## [Material for this task]
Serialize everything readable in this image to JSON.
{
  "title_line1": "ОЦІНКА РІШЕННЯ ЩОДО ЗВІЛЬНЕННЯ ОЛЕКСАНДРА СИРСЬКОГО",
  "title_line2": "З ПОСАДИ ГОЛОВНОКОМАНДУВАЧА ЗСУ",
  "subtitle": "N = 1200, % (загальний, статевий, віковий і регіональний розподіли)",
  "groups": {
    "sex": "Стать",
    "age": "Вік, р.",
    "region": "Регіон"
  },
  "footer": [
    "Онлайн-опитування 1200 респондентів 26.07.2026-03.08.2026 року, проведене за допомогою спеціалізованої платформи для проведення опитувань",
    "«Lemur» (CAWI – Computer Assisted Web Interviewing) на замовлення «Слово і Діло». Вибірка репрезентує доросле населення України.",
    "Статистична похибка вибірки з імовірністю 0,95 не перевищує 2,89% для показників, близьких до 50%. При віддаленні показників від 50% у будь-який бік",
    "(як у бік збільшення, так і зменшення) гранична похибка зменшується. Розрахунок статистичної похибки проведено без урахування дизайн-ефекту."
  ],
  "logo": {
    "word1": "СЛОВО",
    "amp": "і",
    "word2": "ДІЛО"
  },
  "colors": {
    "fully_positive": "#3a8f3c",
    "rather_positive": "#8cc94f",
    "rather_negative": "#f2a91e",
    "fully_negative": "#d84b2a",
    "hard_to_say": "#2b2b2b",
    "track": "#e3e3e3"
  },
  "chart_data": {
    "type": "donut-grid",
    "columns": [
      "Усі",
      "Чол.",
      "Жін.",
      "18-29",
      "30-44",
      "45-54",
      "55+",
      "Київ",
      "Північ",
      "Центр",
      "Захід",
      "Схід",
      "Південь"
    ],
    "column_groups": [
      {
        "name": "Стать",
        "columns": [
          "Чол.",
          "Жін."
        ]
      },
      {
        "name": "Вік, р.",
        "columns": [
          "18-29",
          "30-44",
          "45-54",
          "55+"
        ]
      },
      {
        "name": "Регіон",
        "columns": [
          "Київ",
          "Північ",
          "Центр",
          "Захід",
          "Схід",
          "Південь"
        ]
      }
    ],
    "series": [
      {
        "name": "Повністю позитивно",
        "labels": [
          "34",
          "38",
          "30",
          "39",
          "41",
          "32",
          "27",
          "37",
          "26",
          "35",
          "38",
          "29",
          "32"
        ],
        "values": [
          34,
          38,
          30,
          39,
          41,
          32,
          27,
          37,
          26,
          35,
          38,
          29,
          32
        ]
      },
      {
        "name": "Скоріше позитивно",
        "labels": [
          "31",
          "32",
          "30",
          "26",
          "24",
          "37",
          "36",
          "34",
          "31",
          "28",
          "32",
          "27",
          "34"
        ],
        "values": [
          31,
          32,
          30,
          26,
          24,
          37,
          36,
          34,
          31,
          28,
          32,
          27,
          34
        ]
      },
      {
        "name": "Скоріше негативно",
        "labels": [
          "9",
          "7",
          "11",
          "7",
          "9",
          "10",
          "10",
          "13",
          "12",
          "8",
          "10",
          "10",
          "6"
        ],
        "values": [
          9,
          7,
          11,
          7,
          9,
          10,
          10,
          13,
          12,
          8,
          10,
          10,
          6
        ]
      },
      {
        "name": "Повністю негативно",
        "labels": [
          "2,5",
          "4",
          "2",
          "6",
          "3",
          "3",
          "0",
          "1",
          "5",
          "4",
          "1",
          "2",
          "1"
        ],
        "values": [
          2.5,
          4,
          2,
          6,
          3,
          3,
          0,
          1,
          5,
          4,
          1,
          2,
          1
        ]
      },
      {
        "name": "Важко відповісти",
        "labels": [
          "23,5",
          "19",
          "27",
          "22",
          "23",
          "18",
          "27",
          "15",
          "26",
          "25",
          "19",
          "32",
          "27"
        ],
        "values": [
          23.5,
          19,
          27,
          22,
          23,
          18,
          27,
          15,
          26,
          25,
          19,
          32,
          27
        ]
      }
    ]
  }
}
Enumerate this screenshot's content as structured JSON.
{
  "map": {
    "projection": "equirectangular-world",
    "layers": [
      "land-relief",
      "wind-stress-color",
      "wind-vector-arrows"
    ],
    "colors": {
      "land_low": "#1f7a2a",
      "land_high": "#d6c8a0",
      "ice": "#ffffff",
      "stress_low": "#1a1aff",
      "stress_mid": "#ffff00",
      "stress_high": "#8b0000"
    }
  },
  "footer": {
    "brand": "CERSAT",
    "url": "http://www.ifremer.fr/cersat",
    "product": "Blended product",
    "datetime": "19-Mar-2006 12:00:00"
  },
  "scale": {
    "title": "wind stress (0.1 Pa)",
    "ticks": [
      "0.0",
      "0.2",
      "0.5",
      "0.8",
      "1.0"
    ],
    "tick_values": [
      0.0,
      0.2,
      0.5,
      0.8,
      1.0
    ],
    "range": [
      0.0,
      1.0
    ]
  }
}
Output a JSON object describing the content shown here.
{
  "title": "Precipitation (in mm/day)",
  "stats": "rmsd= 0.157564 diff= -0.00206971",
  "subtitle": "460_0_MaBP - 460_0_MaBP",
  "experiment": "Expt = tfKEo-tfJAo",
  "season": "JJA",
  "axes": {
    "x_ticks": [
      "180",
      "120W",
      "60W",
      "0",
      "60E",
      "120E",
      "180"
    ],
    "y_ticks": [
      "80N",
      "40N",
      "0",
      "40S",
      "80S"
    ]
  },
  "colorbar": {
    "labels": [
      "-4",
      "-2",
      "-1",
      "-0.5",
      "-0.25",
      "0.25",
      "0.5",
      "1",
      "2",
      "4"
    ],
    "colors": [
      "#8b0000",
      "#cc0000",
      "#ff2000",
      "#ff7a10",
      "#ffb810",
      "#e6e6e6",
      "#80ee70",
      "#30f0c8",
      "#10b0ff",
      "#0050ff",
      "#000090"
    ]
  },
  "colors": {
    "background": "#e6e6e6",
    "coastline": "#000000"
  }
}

## [Task directions]
Copy each line of the listing that includes "негативно".

## [Result for this exercise]
        "name": "Скоріше негативно",
        "name": "Повністю негативно",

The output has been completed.